* Task brief *
Return every line of the records below unchanged, but leave out the pictures.

··· Stored data

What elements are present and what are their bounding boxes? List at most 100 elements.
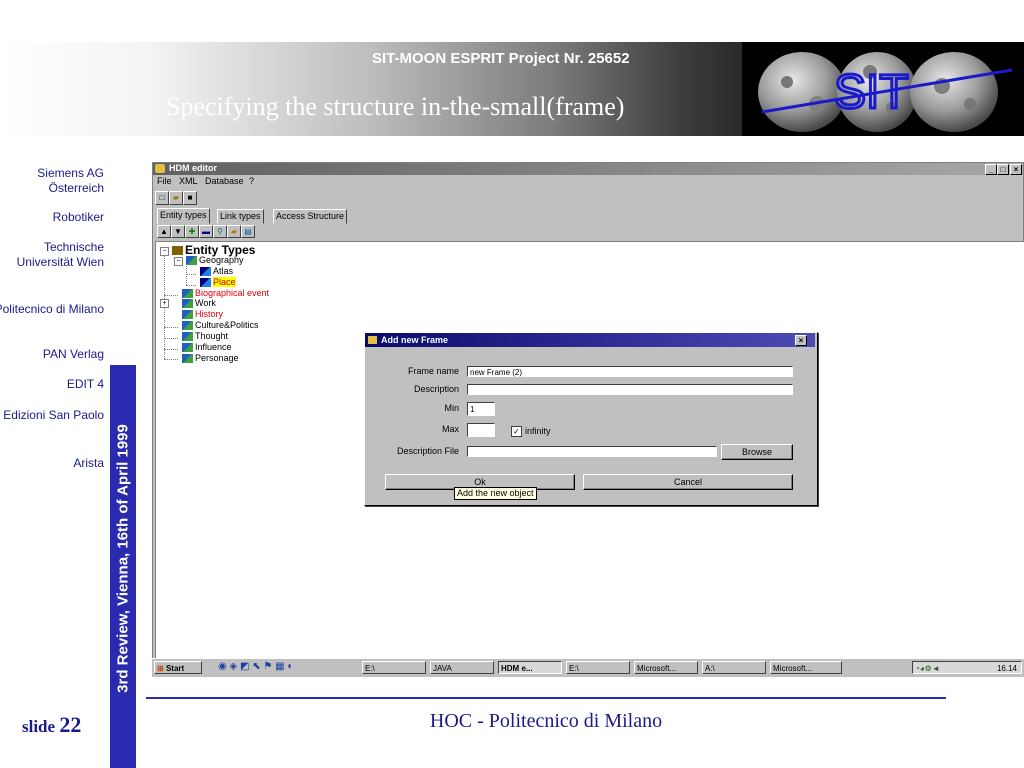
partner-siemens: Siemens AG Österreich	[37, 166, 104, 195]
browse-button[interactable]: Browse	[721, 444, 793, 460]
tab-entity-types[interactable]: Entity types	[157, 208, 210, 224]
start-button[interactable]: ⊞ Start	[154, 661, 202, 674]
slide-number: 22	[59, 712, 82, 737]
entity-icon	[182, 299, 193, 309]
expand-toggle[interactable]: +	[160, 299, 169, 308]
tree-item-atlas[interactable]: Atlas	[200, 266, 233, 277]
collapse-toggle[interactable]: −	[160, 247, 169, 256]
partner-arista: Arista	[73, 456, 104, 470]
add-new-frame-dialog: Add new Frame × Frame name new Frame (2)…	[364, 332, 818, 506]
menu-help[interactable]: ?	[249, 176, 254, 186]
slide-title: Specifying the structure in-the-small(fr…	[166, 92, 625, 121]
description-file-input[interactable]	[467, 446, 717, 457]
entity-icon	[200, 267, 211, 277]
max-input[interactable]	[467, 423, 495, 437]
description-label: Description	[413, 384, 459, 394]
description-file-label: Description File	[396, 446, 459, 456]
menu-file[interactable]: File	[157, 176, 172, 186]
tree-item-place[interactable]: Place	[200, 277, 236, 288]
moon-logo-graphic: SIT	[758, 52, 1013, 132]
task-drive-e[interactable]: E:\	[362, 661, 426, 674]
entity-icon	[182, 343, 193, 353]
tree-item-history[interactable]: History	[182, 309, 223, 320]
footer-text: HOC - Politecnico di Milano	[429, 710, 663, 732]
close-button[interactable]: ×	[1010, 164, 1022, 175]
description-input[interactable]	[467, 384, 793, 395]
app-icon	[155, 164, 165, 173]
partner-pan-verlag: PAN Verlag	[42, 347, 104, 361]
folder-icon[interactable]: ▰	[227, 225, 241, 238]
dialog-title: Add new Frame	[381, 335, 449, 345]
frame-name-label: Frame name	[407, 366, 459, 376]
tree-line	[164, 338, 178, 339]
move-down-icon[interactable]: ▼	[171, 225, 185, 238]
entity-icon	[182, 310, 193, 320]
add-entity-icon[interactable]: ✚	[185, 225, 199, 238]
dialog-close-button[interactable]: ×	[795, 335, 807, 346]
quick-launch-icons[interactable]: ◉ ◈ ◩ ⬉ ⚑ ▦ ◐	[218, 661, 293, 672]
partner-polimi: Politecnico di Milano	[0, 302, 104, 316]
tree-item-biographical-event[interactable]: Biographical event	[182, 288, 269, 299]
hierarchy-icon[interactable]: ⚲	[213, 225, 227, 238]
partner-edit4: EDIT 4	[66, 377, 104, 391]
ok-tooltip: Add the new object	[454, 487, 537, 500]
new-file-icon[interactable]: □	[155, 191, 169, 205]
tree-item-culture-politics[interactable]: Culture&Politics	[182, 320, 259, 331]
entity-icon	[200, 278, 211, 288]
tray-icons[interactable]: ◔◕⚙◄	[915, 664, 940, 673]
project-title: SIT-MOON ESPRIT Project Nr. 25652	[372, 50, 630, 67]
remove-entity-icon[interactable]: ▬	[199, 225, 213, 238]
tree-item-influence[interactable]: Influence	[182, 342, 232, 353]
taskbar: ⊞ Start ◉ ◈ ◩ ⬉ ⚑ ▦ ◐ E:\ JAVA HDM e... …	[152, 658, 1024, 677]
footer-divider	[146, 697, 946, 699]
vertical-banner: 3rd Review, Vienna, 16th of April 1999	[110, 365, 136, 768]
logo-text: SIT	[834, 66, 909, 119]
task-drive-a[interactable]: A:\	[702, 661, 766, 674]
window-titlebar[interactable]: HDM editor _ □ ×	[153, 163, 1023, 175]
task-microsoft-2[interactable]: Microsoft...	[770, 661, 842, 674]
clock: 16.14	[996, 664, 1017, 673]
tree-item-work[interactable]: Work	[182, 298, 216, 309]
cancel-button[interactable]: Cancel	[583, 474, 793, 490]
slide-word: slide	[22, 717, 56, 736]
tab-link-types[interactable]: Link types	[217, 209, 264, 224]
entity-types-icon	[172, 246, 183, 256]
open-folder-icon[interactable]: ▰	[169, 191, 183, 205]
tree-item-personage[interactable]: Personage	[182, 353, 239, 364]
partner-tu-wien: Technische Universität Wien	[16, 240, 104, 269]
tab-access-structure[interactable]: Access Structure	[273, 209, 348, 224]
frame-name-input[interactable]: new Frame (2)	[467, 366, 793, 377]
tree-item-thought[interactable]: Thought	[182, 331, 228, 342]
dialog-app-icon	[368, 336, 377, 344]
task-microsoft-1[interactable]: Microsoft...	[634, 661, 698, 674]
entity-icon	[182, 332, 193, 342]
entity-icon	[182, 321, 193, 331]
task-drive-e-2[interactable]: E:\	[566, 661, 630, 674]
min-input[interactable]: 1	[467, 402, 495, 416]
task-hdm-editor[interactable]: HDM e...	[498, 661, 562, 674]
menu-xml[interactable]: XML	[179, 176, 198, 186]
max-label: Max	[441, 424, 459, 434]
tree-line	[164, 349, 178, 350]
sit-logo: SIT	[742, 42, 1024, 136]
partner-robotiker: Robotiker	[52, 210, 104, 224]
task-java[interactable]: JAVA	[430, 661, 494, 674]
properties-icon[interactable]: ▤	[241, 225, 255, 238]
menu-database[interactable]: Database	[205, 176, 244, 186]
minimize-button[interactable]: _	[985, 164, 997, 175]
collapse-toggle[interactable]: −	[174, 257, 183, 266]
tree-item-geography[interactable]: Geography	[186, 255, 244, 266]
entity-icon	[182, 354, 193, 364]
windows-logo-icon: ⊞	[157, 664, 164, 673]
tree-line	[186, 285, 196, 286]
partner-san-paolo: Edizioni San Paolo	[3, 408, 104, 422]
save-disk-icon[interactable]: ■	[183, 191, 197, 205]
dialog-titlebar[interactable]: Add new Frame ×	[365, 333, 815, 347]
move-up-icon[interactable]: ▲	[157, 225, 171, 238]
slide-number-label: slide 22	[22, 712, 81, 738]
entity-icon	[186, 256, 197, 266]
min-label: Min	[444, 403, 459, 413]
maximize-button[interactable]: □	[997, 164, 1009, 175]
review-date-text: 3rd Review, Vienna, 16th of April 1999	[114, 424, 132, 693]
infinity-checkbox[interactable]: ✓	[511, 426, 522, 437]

······

* The reply *
What elements are present and what are their bounding boxes? List at most 100 elements.
partner-siemens: Siemens AG Österreich	[37, 166, 104, 195]
browse-button[interactable]: Browse	[721, 444, 793, 460]
tab-entity-types[interactable]: Entity types	[157, 208, 210, 224]
start-button[interactable]: ⊞ Start	[154, 661, 202, 674]
slide-number: 22	[59, 712, 82, 737]
entity-icon	[182, 299, 193, 309]
expand-toggle[interactable]: +	[160, 299, 169, 308]
tree-item-atlas[interactable]: Atlas	[200, 266, 233, 277]
collapse-toggle[interactable]: −	[160, 247, 169, 256]
partner-arista: Arista	[73, 456, 104, 470]
add-new-frame-dialog: Add new Frame × Frame name new Frame (2)…	[364, 332, 818, 506]
menu-help[interactable]: ?	[249, 176, 254, 186]
slide-title: Specifying the structure in-the-small(fr…	[166, 92, 625, 121]
description-file-input[interactable]	[467, 446, 717, 457]
entity-icon	[200, 267, 211, 277]
max-input[interactable]	[467, 423, 495, 437]
description-label: Description	[413, 384, 459, 394]
description-file-label: Description File	[396, 446, 459, 456]
menu-file[interactable]: File	[157, 176, 172, 186]
tree-item-place[interactable]: Place	[200, 277, 236, 288]
moon-logo-graphic: SIT	[758, 52, 1013, 132]
task-drive-e[interactable]: E:\	[362, 661, 426, 674]
entity-icon	[182, 343, 193, 353]
tree-item-history[interactable]: History	[182, 309, 223, 320]
footer-text: HOC - Politecnico di Milano	[429, 710, 663, 732]
close-button[interactable]: ×	[1010, 164, 1022, 175]
description-input[interactable]	[467, 384, 793, 395]
app-icon	[155, 164, 165, 173]
partner-pan-verlag: PAN Verlag	[42, 347, 104, 361]
folder-icon[interactable]: ▰	[227, 225, 241, 238]
dialog-title: Add new Frame	[381, 335, 449, 345]
frame-name-label: Frame name	[407, 366, 459, 376]
tree-line	[164, 338, 178, 339]
move-down-icon[interactable]: ▼	[171, 225, 185, 238]
entity-icon	[182, 310, 193, 320]
add-entity-icon[interactable]: ✚	[185, 225, 199, 238]
dialog-close-button[interactable]: ×	[795, 335, 807, 346]
quick-launch-icons[interactable]: ◉ ◈ ◩ ⬉ ⚑ ▦ ◐	[218, 661, 293, 672]
partner-polimi: Politecnico di Milano	[0, 302, 104, 316]
tree-item-biographical-event[interactable]: Biographical event	[182, 288, 269, 299]
hierarchy-icon[interactable]: ⚲	[213, 225, 227, 238]
partner-edit4: EDIT 4	[66, 377, 104, 391]
ok-tooltip: Add the new object	[454, 487, 537, 500]
new-file-icon[interactable]: □	[155, 191, 169, 205]
tree-item-culture-politics[interactable]: Culture&Politics	[182, 320, 259, 331]
entity-icon	[200, 278, 211, 288]
tray-icons[interactable]: ◔◕⚙◄	[915, 664, 940, 673]
project-title: SIT-MOON ESPRIT Project Nr. 25652	[372, 50, 630, 67]
remove-entity-icon[interactable]: ▬	[199, 225, 213, 238]
tree-item-influence[interactable]: Influence	[182, 342, 232, 353]
taskbar: ⊞ Start ◉ ◈ ◩ ⬉ ⚑ ▦ ◐ E:\ JAVA HDM e... …	[152, 658, 1024, 677]
footer-divider	[146, 697, 946, 699]
vertical-banner: 3rd Review, Vienna, 16th of April 1999	[110, 365, 136, 768]
logo-text: SIT	[834, 66, 909, 119]
task-drive-a[interactable]: A:\	[702, 661, 766, 674]
window-titlebar[interactable]: HDM editor _ □ ×	[153, 163, 1023, 175]
task-microsoft-2[interactable]: Microsoft...	[770, 661, 842, 674]
clock: 16.14	[996, 664, 1017, 673]
tree-item-work[interactable]: Work	[182, 298, 216, 309]
cancel-button[interactable]: Cancel	[583, 474, 793, 490]
slide-word: slide	[22, 717, 56, 736]
tab-link-types[interactable]: Link types	[217, 209, 264, 224]
entity-types-icon	[172, 246, 183, 256]
open-folder-icon[interactable]: ▰	[169, 191, 183, 205]
tree-item-personage[interactable]: Personage	[182, 353, 239, 364]
partner-tu-wien: Technische Universität Wien	[16, 240, 104, 269]
tab-access-structure[interactable]: Access Structure	[273, 209, 348, 224]
frame-name-input[interactable]: new Frame (2)	[467, 366, 793, 377]
tree-item-thought[interactable]: Thought	[182, 331, 228, 342]
dialog-app-icon	[368, 336, 377, 344]
task-microsoft-1[interactable]: Microsoft...	[634, 661, 698, 674]
entity-icon	[182, 332, 193, 342]
entity-icon	[182, 321, 193, 331]
task-drive-e-2[interactable]: E:\	[566, 661, 630, 674]
min-input[interactable]: 1	[467, 402, 495, 416]
task-hdm-editor[interactable]: HDM e...	[498, 661, 562, 674]
menu-xml[interactable]: XML	[179, 176, 198, 186]
max-label: Max	[441, 424, 459, 434]
tree-line	[164, 349, 178, 350]
sit-logo: SIT	[742, 42, 1024, 136]
partner-robotiker: Robotiker	[52, 210, 104, 224]
task-java[interactable]: JAVA	[430, 661, 494, 674]
properties-icon[interactable]: ▤	[241, 225, 255, 238]
menu-database[interactable]: Database	[205, 176, 244, 186]
minimize-button[interactable]: _	[985, 164, 997, 175]
collapse-toggle[interactable]: −	[174, 257, 183, 266]
tree-item-geography[interactable]: Geography	[186, 255, 244, 266]
entity-icon	[182, 354, 193, 364]
windows-logo-icon: ⊞	[157, 664, 164, 673]
tree-line	[186, 285, 196, 286]
partner-san-paolo: Edizioni San Paolo	[3, 408, 104, 422]
save-disk-icon[interactable]: ■	[183, 191, 197, 205]
dialog-titlebar[interactable]: Add new Frame ×	[365, 333, 815, 347]
move-up-icon[interactable]: ▲	[157, 225, 171, 238]
slide-number-label: slide 22	[22, 712, 81, 738]
entity-icon	[186, 256, 197, 266]
min-label: Min	[444, 403, 459, 413]
maximize-button[interactable]: □	[997, 164, 1009, 175]
review-date-text: 3rd Review, Vienna, 16th of April 1999	[114, 424, 132, 693]
infinity-checkbox[interactable]: ✓	[511, 426, 522, 437]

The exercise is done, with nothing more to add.